## Dataset items
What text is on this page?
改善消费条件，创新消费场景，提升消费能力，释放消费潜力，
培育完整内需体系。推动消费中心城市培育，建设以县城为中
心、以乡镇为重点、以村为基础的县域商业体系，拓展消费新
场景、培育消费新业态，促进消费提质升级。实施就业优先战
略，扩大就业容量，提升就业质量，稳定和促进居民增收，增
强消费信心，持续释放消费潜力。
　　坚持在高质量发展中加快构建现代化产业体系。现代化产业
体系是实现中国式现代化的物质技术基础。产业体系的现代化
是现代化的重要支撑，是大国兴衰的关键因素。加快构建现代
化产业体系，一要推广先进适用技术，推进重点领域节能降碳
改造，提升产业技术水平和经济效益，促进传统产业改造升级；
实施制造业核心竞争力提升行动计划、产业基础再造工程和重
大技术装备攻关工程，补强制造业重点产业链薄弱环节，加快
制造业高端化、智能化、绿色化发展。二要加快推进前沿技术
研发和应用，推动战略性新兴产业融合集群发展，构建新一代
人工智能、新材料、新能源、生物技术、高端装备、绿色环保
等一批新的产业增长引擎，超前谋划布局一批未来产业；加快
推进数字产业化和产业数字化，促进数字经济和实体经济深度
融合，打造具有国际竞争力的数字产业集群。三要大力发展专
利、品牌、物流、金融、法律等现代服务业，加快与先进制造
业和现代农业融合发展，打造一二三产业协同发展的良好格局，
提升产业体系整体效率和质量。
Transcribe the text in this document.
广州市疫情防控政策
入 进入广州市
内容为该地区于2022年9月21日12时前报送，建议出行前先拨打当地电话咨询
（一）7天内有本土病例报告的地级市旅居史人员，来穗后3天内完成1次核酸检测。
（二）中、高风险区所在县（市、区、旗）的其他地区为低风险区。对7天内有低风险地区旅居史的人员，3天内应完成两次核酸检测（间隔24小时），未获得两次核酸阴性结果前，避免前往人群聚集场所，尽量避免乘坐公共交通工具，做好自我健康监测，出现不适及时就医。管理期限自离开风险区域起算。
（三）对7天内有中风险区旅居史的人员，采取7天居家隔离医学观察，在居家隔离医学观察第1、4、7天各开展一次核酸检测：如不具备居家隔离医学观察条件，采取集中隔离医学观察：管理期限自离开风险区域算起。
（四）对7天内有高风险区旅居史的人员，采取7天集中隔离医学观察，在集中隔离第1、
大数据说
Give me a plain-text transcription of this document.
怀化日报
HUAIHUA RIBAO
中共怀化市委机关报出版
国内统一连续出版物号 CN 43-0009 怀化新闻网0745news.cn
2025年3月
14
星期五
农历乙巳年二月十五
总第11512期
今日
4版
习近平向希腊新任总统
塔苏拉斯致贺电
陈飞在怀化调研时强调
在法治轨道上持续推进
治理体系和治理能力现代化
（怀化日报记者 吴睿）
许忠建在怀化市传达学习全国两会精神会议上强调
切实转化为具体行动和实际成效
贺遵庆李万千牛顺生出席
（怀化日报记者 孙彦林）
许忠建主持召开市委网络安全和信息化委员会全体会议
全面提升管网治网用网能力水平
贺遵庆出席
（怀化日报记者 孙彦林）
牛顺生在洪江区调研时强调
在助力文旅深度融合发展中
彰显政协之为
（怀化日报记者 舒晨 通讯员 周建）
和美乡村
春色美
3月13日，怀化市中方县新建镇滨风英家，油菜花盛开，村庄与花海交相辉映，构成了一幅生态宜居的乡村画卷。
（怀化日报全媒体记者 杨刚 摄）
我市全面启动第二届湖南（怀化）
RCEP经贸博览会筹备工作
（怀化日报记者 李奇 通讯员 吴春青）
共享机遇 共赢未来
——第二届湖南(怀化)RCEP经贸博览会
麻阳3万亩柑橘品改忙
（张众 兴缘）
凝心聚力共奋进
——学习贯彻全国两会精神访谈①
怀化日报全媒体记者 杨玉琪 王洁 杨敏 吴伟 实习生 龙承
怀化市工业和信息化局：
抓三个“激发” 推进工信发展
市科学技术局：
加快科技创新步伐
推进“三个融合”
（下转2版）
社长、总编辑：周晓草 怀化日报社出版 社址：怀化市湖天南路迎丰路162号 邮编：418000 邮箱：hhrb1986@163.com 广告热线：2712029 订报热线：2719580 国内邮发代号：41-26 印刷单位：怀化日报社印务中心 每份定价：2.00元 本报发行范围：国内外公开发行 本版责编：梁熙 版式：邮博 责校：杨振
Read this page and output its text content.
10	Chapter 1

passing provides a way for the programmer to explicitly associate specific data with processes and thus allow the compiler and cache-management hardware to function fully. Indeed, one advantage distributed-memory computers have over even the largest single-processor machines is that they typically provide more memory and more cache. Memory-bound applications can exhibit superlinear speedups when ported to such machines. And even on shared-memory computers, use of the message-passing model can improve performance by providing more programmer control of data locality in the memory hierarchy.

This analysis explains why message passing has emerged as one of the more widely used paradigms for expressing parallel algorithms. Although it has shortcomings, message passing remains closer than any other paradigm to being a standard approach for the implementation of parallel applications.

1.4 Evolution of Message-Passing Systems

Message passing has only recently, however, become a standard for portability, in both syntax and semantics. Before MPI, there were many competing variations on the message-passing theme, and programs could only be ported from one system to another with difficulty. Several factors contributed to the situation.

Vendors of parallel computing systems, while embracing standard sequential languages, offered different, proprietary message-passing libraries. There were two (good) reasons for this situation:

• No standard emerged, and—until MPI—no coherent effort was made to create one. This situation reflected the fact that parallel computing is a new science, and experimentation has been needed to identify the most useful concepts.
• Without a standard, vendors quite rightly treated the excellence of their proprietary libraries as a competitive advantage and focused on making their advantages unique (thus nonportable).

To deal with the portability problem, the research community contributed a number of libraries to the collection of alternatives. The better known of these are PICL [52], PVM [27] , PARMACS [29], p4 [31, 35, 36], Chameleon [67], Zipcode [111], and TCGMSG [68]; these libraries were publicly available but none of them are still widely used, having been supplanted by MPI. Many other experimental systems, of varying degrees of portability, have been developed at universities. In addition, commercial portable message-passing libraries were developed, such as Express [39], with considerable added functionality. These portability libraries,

## Exercise description
Every record above must be duplicated exactly.

## Result of the exercise
What text is on this page?
改善消费条件，创新消费场景，提升消费能力，释放消费潜力，
培育完整内需体系。推动消费中心城市培育，建设以县城为中
心、以乡镇为重点、以村为基础的县域商业体系，拓展消费新
场景、培育消费新业态，促进消费提质升级。实施就业优先战
略，扩大就业容量，提升就业质量，稳定和促进居民增收，增
强消费信心，持续释放消费潜力。
　　坚持在高质量发展中加快构建现代化产业体系。现代化产业
体系是实现中国式现代化的物质技术基础。产业体系的现代化
是现代化的重要支撑，是大国兴衰的关键因素。加快构建现代
化产业体系，一要推广先进适用技术，推进重点领域节能降碳
改造，提升产业技术水平和经济效益，促进传统产业改造升级；
实施制造业核心竞争力提升行动计划、产业基础再造工程和重
大技术装备攻关工程，补强制造业重点产业链薄弱环节，加快
制造业高端化、智能化、绿色化发展。二要加快推进前沿技术
研发和应用，推动战略性新兴产业融合集群发展，构建新一代
人工智能、新材料、新能源、生物技术、高端装备、绿色环保
等一批新的产业增长引擎，超前谋划布局一批未来产业；加快
推进数字产业化和产业数字化，促进数字经济和实体经济深度
融合，打造具有国际竞争力的数字产业集群。三要大力发展专
利、品牌、物流、金融、法律等现代服务业，加快与先进制造
业和现代农业融合发展，打造一二三产业协同发展的良好格局，
提升产业体系整体效率和质量。
Transcribe the text in this document.
广州市疫情防控政策
入 进入广州市
内容为该地区于2022年9月21日12时前报送，建议出行前先拨打当地电话咨询
（一）7天内有本土病例报告的地级市旅居史人员，来穗后3天内完成1次核酸检测。
（二）中、高风险区所在县（市、区、旗）的其他地区为低风险区。对7天内有低风险地区旅居史的人员，3天内应完成两次核酸检测（间隔24小时），未获得两次核酸阴性结果前，避免前往人群聚集场所，尽量避免乘坐公共交通工具，做好自我健康监测，出现不适及时就医。管理期限自离开风险区域起算。
（三）对7天内有中风险区旅居史的人员，采取7天居家隔离医学观察，在居家隔离医学观察第1、4、7天各开展一次核酸检测：如不具备居家隔离医学观察条件，采取集中隔离医学观察：管理期限自离开风险区域算起。
（四）对7天内有高风险区旅居史的人员，采取7天集中隔离医学观察，在集中隔离第1、
大数据说
Give me a plain-text transcription of this document.
怀化日报
HUAIHUA RIBAO
中共怀化市委机关报出版
国内统一连续出版物号 CN 43-0009 怀化新闻网0745news.cn
2025年3月
14
星期五
农历乙巳年二月十五
总第11512期
今日
4版
习近平向希腊新任总统
塔苏拉斯致贺电
陈飞在怀化调研时强调
在法治轨道上持续推进
治理体系和治理能力现代化
（怀化日报记者 吴睿）
许忠建在怀化市传达学习全国两会精神会议上强调
切实转化为具体行动和实际成效
贺遵庆李万千牛顺生出席
（怀化日报记者 孙彦林）
许忠建主持召开市委网络安全和信息化委员会全体会议
全面提升管网治网用网能力水平
贺遵庆出席
（怀化日报记者 孙彦林）
牛顺生在洪江区调研时强调
在助力文旅深度融合发展中
彰显政协之为
（怀化日报记者 舒晨 通讯员 周建）
和美乡村
春色美
3月13日，怀化市中方县新建镇滨风英家，油菜花盛开，村庄与花海交相辉映，构成了一幅生态宜居的乡村画卷。
（怀化日报全媒体记者 杨刚 摄）
我市全面启动第二届湖南（怀化）
RCEP经贸博览会筹备工作
（怀化日报记者 李奇 通讯员 吴春青）
共享机遇 共赢未来
——第二届湖南(怀化)RCEP经贸博览会
麻阳3万亩柑橘品改忙
（张众 兴缘）
凝心聚力共奋进
——学习贯彻全国两会精神访谈①
怀化日报全媒体记者 杨玉琪 王洁 杨敏 吴伟 实习生 龙承
怀化市工业和信息化局：
抓三个“激发” 推进工信发展
市科学技术局：
加快科技创新步伐
推进“三个融合”
（下转2版）
社长、总编辑：周晓草 怀化日报社出版 社址：怀化市湖天南路迎丰路162号 邮编：418000 邮箱：hhrb1986@163.com 广告热线：2712029 订报热线：2719580 国内邮发代号：41-26 印刷单位：怀化日报社印务中心 每份定价：2.00元 本报发行范围：国内外公开发行 本版责编：梁熙 版式：邮博 责校：杨振
Read this page and output its text content.
10	Chapter 1

passing provides a way for the programmer to explicitly associate specific data with processes and thus allow the compiler and cache-management hardware to function fully. Indeed, one advantage distributed-memory computers have over even the largest single-processor machines is that they typically provide more memory and more cache. Memory-bound applications can exhibit superlinear speedups when ported to such machines. And even on shared-memory computers, use of the message-passing model can improve performance by providing more programmer control of data locality in the memory hierarchy.

This analysis explains why message passing has emerged as one of the more widely used paradigms for expressing parallel algorithms. Although it has shortcomings, message passing remains closer than any other paradigm to being a standard approach for the implementation of parallel applications.

1.4 Evolution of Message-Passing Systems

Message passing has only recently, however, become a standard for portability, in both syntax and semantics. Before MPI, there were many competing variations on the message-passing theme, and programs could only be ported from one system to another with difficulty. Several factors contributed to the situation.

Vendors of parallel computing systems, while embracing standard sequential languages, offered different, proprietary message-passing libraries. There were two (good) reasons for this situation:

• No standard emerged, and—until MPI—no coherent effort was made to create one. This situation reflected the fact that parallel computing is a new science, and experimentation has been needed to identify the most useful concepts.
• Without a standard, vendors quite rightly treated the excellence of their proprietary libraries as a competitive advantage and focused on making their advantages unique (thus nonportable).

To deal with the portability problem, the research community contributed a number of libraries to the collection of alternatives. The better known of these are PICL [52], PVM [27] , PARMACS [29], p4 [31, 35, 36], Chameleon [67], Zipcode [111], and TCGMSG [68]; these libraries were publicly available but none of them are still widely used, having been supplanted by MPI. Many other experimental systems, of varying degrees of portability, have been developed at universities. In addition, commercial portable message-passing libraries were developed, such as Express [39], with considerable added functionality. These portability libraries,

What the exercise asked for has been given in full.